▶ **SET TASK**: Reproduce, without alteration, the stretch of the records running from their start through the line containing "heatmap-cell-IGF1-BMMSC_nonOIM_2 bbox=[392, 717, 479, 735]", with both ends included.

▶ **RAW DATA**:

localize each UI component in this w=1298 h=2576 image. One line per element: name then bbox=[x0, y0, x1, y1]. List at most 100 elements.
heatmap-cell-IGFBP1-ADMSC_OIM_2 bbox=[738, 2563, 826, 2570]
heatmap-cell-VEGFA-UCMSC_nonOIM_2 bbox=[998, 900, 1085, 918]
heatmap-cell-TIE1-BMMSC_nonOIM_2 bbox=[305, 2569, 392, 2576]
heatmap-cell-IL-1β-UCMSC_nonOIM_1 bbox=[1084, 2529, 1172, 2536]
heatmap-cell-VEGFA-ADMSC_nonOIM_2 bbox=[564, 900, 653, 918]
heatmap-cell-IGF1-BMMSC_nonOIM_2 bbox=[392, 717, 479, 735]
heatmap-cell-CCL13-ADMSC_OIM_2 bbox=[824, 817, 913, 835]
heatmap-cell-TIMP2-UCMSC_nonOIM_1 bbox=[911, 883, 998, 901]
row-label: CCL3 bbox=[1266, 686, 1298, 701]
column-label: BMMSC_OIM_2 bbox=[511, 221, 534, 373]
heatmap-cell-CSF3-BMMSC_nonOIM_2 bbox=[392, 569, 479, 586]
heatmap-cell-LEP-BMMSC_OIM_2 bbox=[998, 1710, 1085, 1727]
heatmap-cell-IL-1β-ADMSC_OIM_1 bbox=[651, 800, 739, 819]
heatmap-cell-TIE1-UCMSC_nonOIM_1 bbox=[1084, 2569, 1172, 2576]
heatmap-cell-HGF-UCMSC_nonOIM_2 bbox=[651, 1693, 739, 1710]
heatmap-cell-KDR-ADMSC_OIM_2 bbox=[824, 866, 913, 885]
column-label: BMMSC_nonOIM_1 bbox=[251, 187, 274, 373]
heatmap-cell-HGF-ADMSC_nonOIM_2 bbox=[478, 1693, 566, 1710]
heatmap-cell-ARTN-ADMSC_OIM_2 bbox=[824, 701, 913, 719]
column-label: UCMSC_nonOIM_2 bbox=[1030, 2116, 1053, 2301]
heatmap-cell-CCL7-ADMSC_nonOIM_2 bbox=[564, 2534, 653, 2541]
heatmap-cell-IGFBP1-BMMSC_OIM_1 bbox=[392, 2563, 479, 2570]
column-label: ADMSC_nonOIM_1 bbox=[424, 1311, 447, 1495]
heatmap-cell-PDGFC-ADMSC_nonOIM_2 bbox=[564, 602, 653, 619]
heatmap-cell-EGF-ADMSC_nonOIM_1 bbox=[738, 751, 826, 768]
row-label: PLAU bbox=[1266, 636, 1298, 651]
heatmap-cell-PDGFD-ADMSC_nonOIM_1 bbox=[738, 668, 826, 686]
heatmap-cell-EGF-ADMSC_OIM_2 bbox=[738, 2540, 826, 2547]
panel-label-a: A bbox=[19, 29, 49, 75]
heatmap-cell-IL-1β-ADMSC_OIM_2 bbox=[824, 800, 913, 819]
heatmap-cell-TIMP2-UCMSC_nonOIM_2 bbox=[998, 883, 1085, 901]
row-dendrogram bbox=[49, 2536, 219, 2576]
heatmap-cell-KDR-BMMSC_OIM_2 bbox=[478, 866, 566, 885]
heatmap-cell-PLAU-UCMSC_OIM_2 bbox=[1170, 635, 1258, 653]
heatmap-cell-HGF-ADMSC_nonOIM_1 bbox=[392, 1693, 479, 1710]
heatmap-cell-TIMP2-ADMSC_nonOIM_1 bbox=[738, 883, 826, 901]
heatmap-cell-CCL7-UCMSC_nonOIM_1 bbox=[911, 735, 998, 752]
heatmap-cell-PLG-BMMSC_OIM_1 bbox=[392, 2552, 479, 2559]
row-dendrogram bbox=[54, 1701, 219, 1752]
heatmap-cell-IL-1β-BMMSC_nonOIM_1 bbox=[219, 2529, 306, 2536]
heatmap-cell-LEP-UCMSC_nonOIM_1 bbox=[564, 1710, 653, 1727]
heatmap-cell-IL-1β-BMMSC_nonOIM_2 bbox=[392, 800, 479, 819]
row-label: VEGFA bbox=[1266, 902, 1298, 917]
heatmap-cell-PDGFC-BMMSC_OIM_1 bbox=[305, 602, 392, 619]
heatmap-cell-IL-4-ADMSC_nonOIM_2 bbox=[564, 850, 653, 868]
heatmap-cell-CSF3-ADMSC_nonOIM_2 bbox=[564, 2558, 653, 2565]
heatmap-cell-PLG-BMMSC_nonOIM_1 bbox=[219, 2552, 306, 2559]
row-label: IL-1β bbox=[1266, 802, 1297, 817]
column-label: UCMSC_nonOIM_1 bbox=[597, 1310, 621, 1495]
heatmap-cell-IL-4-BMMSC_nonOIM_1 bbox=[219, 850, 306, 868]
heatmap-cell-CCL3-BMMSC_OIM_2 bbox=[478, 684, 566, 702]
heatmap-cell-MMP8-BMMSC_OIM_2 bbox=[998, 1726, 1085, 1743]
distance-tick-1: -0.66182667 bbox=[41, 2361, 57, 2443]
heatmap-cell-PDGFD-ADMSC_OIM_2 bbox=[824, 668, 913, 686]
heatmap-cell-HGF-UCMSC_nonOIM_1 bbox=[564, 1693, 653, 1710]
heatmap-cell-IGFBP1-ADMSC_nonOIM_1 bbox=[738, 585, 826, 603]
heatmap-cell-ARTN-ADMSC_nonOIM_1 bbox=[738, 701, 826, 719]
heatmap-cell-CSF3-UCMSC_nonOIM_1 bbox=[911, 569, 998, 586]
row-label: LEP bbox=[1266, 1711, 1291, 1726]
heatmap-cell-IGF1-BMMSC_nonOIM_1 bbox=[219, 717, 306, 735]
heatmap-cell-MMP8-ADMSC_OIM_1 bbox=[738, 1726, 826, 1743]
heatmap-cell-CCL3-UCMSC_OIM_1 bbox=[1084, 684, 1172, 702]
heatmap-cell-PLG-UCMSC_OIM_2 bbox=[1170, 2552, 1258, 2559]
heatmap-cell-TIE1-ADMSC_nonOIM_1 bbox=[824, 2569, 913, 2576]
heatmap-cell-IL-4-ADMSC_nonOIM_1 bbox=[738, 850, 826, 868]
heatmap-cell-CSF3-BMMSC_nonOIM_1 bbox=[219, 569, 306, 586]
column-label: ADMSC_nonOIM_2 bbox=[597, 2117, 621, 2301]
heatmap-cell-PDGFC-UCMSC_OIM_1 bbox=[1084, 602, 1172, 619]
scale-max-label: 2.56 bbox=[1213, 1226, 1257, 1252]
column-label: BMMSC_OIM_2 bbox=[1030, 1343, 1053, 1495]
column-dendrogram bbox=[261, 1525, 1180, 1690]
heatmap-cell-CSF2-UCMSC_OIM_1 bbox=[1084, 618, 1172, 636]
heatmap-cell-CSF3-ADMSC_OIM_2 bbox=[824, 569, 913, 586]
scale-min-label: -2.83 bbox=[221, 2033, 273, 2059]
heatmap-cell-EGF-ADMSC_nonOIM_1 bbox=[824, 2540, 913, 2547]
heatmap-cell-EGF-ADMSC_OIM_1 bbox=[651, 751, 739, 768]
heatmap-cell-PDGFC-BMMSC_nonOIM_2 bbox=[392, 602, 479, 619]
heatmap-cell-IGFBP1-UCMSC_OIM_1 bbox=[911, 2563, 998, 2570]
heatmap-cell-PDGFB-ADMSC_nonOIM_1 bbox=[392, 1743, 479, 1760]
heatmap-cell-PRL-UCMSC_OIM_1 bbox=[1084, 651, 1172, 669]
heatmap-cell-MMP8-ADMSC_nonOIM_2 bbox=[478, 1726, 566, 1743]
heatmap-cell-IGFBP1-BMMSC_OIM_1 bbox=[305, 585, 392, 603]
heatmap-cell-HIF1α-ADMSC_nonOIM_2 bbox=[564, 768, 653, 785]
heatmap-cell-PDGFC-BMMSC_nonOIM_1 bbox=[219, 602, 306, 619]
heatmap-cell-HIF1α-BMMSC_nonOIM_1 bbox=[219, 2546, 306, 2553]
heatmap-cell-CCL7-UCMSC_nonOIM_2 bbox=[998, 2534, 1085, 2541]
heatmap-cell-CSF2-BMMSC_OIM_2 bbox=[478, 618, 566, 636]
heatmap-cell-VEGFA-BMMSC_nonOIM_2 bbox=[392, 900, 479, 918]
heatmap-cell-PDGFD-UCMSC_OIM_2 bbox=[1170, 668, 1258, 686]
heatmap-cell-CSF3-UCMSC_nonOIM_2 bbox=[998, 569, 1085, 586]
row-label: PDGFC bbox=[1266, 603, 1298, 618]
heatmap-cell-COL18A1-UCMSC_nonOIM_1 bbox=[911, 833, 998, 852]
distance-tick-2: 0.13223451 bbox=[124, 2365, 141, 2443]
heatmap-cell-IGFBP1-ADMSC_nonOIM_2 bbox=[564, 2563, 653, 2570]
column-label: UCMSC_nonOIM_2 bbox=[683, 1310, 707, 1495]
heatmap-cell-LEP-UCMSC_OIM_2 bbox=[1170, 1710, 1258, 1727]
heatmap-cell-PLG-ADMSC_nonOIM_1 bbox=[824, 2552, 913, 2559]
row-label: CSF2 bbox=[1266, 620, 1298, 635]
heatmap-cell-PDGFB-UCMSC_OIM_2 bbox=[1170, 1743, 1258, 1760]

▶ **PROBLEM SOLUTION**:
localize each UI component in this w=1298 h=2576 image. One line per element: name then bbox=[x0, y0, x1, y1]. List at most 100 elements.
heatmap-cell-IGFBP1-ADMSC_OIM_2 bbox=[738, 2563, 826, 2570]
heatmap-cell-VEGFA-UCMSC_nonOIM_2 bbox=[998, 900, 1085, 918]
heatmap-cell-TIE1-BMMSC_nonOIM_2 bbox=[305, 2569, 392, 2576]
heatmap-cell-IL-1β-UCMSC_nonOIM_1 bbox=[1084, 2529, 1172, 2536]
heatmap-cell-VEGFA-ADMSC_nonOIM_2 bbox=[564, 900, 653, 918]
heatmap-cell-IGF1-BMMSC_nonOIM_2 bbox=[392, 717, 479, 735]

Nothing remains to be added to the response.